The data below should be printed in full, exactly, and without any of its images.

_DATA EXTRACT_:
================

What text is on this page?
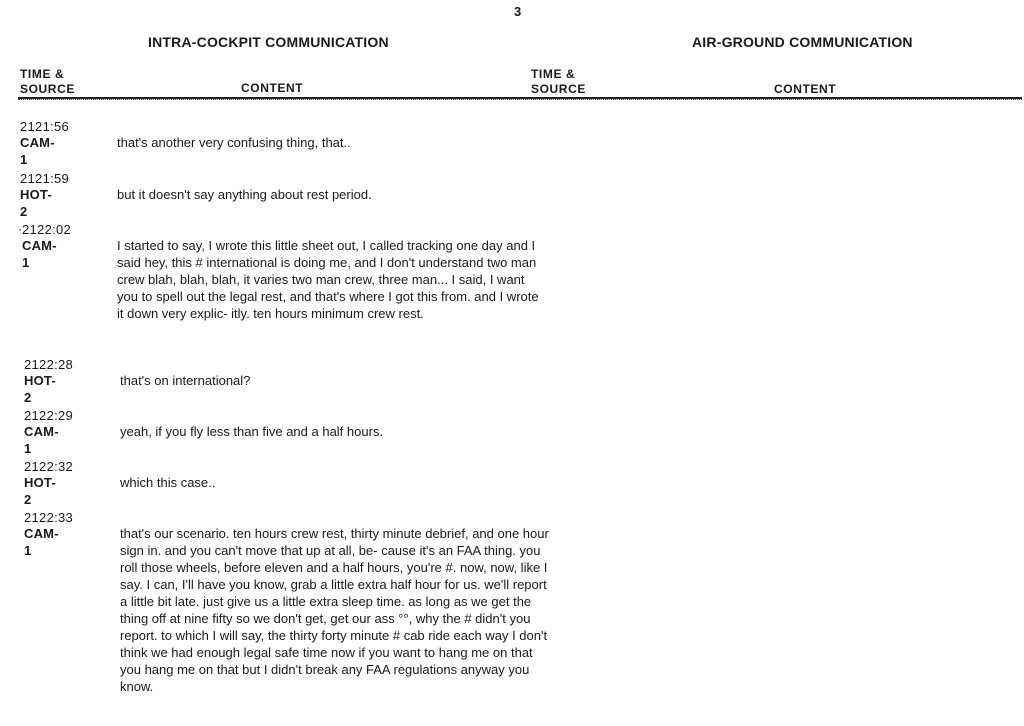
3
INTRA-COCKPIT COMMUNICATION	AIR-GROUND COMMUNICATION
TIME &
SOURCE	CONTENT
TIME &
SOURCE	CONTENT
2121:56
CAM-1
that's another very confusing thing, that..
2121:59
HOT-2
but it doesn't say anything about rest period.
· 2122:02
CAM-1
I started to say, I wrote this little sheet out, I called tracking one day and I said hey, this # international is doing me, and I don't understand two man crew blah, blah, blah, it varies two man crew, three man... I said, I want you to spell out the legal rest, and that's where I got this from. and I wrote it down very explic- itly. ten hours minimum crew rest.
2122:28
HOT-2
that's on international?
2122:29
CAM-1
yeah, if you fly less than five and a half hours.
2122:32
HOT-2
which this case..
2122:33
CAM-1
that's our scenario. ten hours crew rest, thirty minute debrief, and one hour sign in. and you can't move that up at all, be- cause it's an FAA thing. you roll those wheels, before eleven and a half hours, you're #. now, now, like I say. I can, I'll have you know, grab a little extra half hour for us. we'll report a little bit late. just give us a little extra sleep time. as long as we get the thing off at nine fifty so we don't get, get our ass °°, why the # didn't you report. to which I will say, the thirty forty minute # cab ride each way I don't think we had enough legal safe time now if you want to hang me on that you hang me on that but I didn't break any FAA regulations anyway you know.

================

_REPLY TO THE EXERCISE_:
What text is on this page?
3
INTRA-COCKPIT COMMUNICATION	AIR-GROUND COMMUNICATION
TIME &
SOURCE	CONTENT
TIME &
SOURCE	CONTENT
2121:56
CAM-1
that's another very confusing thing, that..
2121:59
HOT-2
but it doesn't say anything about rest period.
· 2122:02
CAM-1
I started to say, I wrote this little sheet out, I called tracking one day and I said hey, this # international is doing me, and I don't understand two man crew blah, blah, blah, it varies two man crew, three man... I said, I want you to spell out the legal rest, and that's where I got this from. and I wrote it down very explic- itly. ten hours minimum crew rest.
2122:28
HOT-2
that's on international?
2122:29
CAM-1
yeah, if you fly less than five and a half hours.
2122:32
HOT-2
which this case..
2122:33
CAM-1
that's our scenario. ten hours crew rest, thirty minute debrief, and one hour sign in. and you can't move that up at all, be- cause it's an FAA thing. you roll those wheels, before eleven and a half hours, you're #. now, now, like I say. I can, I'll have you know, grab a little extra half hour for us. we'll report a little bit late. just give us a little extra sleep time. as long as we get the thing off at nine fifty so we don't get, get our ass °°, why the # didn't you report. to which I will say, the thirty forty minute # cab ride each way I don't think we had enough legal safe time now if you want to hang me on that you hang me on that but I didn't break any FAA regulations anyway you know.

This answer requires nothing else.